## SET PROBLEM
Your task is to copy each line that has the word "image".
┌─ INPUT MATERIAL
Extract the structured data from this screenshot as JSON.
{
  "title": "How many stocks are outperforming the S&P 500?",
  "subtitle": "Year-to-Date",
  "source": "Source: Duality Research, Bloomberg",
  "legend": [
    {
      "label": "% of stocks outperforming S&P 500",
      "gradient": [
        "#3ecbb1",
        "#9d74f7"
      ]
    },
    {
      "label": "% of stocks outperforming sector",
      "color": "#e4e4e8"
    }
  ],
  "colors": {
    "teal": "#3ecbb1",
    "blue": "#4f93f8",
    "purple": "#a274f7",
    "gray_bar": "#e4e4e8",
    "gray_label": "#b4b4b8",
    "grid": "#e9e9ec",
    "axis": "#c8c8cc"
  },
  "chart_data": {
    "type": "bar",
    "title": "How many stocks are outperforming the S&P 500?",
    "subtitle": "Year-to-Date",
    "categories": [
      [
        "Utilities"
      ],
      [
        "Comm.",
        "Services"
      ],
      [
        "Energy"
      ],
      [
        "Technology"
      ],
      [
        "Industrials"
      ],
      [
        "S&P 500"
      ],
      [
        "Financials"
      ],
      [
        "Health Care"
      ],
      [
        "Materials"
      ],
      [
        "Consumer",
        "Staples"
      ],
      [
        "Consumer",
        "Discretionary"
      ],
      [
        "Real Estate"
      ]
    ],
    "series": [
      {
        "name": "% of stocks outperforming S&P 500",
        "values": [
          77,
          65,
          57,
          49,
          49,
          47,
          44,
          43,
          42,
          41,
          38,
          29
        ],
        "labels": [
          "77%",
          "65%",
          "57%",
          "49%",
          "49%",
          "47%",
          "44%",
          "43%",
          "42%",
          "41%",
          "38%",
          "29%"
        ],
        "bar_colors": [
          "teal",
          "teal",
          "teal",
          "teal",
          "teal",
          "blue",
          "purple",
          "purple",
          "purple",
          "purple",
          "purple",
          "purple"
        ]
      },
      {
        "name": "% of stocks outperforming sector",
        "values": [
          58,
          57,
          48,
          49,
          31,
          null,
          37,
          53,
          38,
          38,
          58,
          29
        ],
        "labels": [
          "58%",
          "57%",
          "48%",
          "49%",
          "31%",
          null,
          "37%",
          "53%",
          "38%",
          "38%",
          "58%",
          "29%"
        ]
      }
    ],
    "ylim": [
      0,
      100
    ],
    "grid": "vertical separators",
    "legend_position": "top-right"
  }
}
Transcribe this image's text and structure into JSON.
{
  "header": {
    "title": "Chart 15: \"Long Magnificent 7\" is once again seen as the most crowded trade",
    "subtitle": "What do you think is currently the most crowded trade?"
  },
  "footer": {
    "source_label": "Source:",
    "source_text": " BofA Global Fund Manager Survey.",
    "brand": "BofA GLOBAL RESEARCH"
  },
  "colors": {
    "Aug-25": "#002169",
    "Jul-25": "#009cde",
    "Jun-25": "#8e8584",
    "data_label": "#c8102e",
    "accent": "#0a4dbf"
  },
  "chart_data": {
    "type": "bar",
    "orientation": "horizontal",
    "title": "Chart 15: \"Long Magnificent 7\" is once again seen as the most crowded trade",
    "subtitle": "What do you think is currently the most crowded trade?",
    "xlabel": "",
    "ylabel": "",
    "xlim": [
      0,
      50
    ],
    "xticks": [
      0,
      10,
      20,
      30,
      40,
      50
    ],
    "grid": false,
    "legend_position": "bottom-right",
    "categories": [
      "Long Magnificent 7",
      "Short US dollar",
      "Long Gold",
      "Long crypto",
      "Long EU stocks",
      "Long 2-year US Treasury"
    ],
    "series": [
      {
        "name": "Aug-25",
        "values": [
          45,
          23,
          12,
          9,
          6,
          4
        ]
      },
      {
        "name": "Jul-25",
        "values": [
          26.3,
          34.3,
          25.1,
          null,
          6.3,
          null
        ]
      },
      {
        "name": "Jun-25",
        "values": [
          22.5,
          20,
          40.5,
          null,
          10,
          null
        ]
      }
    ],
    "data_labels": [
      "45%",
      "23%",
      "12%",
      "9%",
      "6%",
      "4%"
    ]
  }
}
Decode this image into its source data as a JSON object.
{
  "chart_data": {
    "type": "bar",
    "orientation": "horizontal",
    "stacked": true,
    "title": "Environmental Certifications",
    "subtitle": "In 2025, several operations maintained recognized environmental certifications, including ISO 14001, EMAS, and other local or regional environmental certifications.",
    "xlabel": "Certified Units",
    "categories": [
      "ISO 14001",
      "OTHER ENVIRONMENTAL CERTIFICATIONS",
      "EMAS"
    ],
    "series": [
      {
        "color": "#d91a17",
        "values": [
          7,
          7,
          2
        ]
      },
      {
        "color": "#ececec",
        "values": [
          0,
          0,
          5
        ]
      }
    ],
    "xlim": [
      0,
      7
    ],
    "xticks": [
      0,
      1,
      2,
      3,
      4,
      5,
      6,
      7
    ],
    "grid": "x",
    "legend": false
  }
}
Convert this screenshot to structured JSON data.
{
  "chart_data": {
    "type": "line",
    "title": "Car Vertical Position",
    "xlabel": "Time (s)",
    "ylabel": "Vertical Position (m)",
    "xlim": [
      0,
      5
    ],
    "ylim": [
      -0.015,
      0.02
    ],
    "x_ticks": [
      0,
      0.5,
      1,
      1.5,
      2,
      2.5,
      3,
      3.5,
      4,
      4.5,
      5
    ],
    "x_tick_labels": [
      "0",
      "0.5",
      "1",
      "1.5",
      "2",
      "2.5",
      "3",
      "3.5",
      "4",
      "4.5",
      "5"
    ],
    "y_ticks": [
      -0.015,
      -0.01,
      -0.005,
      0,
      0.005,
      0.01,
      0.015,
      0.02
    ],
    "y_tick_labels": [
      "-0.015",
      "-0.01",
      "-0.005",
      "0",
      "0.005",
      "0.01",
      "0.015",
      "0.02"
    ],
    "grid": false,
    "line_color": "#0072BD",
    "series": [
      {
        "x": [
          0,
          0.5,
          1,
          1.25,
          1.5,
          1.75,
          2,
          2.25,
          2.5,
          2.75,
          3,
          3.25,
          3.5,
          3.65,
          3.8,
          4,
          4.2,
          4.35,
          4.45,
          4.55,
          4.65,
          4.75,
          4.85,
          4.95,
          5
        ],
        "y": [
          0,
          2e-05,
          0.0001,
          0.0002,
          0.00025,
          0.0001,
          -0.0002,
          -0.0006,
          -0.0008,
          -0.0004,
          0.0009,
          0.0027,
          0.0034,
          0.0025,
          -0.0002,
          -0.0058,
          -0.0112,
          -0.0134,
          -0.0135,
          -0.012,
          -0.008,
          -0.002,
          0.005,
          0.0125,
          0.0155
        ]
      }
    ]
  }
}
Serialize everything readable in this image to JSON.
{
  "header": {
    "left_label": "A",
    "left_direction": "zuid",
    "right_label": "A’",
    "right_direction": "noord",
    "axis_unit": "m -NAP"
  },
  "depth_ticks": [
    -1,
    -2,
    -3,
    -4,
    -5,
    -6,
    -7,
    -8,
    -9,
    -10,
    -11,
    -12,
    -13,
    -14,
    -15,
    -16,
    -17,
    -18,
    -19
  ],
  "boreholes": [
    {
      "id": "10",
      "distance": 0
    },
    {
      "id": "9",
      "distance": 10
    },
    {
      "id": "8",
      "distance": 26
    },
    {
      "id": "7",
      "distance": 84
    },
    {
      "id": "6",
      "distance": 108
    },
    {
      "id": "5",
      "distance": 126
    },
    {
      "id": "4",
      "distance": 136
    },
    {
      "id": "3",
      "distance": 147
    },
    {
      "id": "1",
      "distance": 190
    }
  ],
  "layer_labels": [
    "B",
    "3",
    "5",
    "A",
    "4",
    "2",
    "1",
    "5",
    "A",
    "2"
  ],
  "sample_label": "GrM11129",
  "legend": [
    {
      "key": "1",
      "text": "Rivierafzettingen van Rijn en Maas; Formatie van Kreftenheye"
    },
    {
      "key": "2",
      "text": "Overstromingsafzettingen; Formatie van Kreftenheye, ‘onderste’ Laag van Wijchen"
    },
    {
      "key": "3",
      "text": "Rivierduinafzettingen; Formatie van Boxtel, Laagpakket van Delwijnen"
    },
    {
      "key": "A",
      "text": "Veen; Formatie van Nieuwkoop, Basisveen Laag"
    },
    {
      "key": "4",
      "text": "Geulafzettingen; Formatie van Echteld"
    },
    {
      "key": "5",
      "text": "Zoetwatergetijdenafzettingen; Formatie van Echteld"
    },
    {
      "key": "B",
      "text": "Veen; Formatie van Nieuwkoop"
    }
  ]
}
└─
## EXERCISE SOLUTION
Transcribe this image's text and structure into JSON.
Decode this image into its source data as a JSON object.
Serialize everything readable in this image to JSON.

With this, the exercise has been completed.